The existing family farm which is now managed by Olivier Langlais, dates back to 1822, starting with an old Champagne family under Olivier Langlais’ great-great-great grandfather Nicolas Bailly.
At this time, the family was living on small surfaces and trading small amount of grapes.
Nicolas’ son, Ernest Bailly, took over the vine culture in 1852 with his spouse also coming from a growers’ family. The exploitation got bigger. Their son Emile (Olivier’s great-grandfather) succeeds to his father with his spouse Lucie, and manage vineyards as well as fields to feed the horses. They are touched by the Champagne crisis in 1911 with the riots of the wine growers.
This is from this period that the General Syndicate of Winegrowers was born (1919) and the first Champagne Cooperative as well, the COGEVI (1921)
Emile is wounded during the First World War and died in 1927 from his wounds. Olivier’s grand-father Gabriel Bailly who was born in 1921, took over the farm a little time before the Second World War, but he was made prisoner in 1942 and was sent to Germany work camp until 1944.
Back to France at the end of the war, he will develop the farm and participate to the expansion of cooperatives in Champagne. The farm will be shared among their tree daugthers, among whom Marie-Chantal (Olivier’s mother).

* RECORDS SHOWN *
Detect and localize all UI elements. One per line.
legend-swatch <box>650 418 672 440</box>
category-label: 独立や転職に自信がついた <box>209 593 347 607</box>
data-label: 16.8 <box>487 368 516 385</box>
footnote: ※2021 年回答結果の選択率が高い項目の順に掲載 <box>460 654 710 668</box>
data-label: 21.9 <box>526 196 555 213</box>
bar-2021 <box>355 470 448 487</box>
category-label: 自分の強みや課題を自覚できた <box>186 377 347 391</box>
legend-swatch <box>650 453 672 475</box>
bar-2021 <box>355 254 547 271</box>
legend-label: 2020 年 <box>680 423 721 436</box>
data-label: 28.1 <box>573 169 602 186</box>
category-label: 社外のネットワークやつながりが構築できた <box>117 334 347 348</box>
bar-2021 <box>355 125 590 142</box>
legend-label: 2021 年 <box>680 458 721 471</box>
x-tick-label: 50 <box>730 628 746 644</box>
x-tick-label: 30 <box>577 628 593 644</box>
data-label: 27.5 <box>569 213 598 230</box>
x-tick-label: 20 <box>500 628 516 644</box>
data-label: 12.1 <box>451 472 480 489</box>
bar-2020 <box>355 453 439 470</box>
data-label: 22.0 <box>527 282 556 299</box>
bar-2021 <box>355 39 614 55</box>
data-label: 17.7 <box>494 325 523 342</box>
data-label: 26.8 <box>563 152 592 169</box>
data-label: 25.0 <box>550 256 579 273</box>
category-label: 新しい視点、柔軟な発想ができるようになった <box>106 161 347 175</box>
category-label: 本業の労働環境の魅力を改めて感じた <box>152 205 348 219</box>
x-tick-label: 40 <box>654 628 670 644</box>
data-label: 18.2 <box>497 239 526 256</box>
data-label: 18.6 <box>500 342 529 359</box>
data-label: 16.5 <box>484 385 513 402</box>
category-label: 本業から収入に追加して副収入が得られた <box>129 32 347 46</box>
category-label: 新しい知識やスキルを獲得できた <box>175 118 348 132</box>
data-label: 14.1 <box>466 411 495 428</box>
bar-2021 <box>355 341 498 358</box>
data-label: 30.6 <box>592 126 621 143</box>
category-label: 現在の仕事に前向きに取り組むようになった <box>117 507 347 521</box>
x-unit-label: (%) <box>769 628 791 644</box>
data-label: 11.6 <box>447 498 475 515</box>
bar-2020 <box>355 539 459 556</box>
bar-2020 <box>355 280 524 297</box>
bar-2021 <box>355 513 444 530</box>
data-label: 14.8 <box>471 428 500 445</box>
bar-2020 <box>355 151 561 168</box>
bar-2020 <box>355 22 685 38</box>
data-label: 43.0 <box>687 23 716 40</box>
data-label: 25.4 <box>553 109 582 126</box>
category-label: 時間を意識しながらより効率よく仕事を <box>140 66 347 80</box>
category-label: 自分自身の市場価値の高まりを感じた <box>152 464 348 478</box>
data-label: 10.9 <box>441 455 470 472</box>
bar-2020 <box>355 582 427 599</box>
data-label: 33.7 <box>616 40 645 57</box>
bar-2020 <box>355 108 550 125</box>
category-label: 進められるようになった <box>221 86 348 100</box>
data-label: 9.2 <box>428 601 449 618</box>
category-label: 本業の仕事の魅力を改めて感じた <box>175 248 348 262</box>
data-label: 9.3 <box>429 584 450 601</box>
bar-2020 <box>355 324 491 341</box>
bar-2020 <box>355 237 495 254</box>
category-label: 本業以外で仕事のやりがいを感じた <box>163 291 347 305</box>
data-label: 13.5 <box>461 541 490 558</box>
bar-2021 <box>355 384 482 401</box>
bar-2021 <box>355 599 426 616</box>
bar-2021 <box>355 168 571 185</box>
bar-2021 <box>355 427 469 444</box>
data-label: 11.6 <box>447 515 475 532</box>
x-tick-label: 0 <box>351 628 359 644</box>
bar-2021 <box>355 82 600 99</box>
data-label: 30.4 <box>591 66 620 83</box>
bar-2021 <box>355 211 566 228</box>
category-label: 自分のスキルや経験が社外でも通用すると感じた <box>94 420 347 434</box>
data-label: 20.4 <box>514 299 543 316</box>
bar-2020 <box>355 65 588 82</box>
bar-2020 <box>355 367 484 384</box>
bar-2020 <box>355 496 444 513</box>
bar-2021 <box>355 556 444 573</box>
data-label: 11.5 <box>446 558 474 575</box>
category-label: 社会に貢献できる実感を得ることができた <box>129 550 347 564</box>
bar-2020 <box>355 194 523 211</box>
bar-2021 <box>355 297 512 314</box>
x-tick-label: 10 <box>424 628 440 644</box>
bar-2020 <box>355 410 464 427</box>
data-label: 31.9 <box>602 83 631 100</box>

* WHAT NEEDS TO BE DONE *
Answer these about the family farm history:
(a) In what year did Ernest Bailly take over the vine culture?
(b) What was the first Champagne Cooperative called, and in what year was it founded?
(c) Where was Gabriel Bailly sent after he was made prisoner in 1942, and until what year?

* ANSWER TO THIS TASK *
(a) 1852
(b) The COGEVI, founded in 1921
(c) To a work camp in Germany, until 1944